Quote the entries word for word. Omit the pictures.

* START *

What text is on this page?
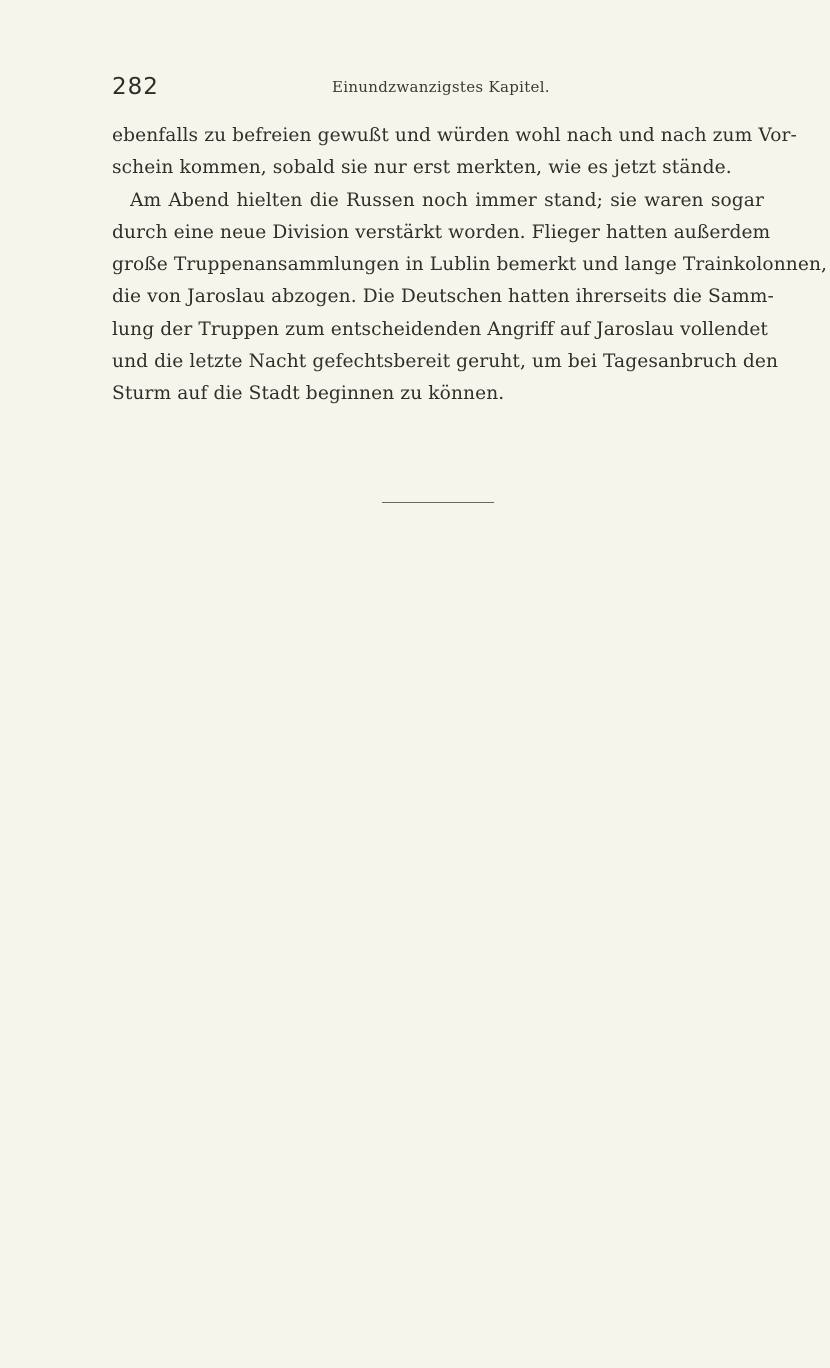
282	Einundzwanzigstes Kapitel.
ebenfalls zu befreien gewußt und würden wohl nach und nach zum Vor-
schein kommen, sobald sie nur erst merkten, wie es jetzt stände.
Am Abend hielten die Russen noch immer stand; sie waren sogar
durch eine neue Division verstärkt worden. Flieger hatten außerdem
große Truppenansammlungen in Lublin bemerkt und lange Trainkolonnen,
die von Jaroslau abzogen. Die Deutschen hatten ihrerseits die Samm-
lung der Truppen zum entscheidenden Angriff auf Jaroslau vollendet
und die letzte Nacht gefechtsbereit geruht, um bei Tagesanbruch den
Sturm auf die Stadt beginnen zu können.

* END *

## FINAL RESULT
What text is on this page?
282	Einundzwanzigstes Kapitel.
ebenfalls zu befreien gewußt und würden wohl nach und nach zum Vor-
schein kommen, sobald sie nur erst merkten, wie es jetzt stände.
Am Abend hielten die Russen noch immer stand; sie waren sogar
durch eine neue Division verstärkt worden. Flieger hatten außerdem
große Truppenansammlungen in Lublin bemerkt und lange Trainkolonnen,
die von Jaroslau abzogen. Die Deutschen hatten ihrerseits die Samm-
lung der Truppen zum entscheidenden Angriff auf Jaroslau vollendet
und die letzte Nacht gefechtsbereit geruht, um bei Tagesanbruch den
Sturm auf die Stadt beginnen zu können.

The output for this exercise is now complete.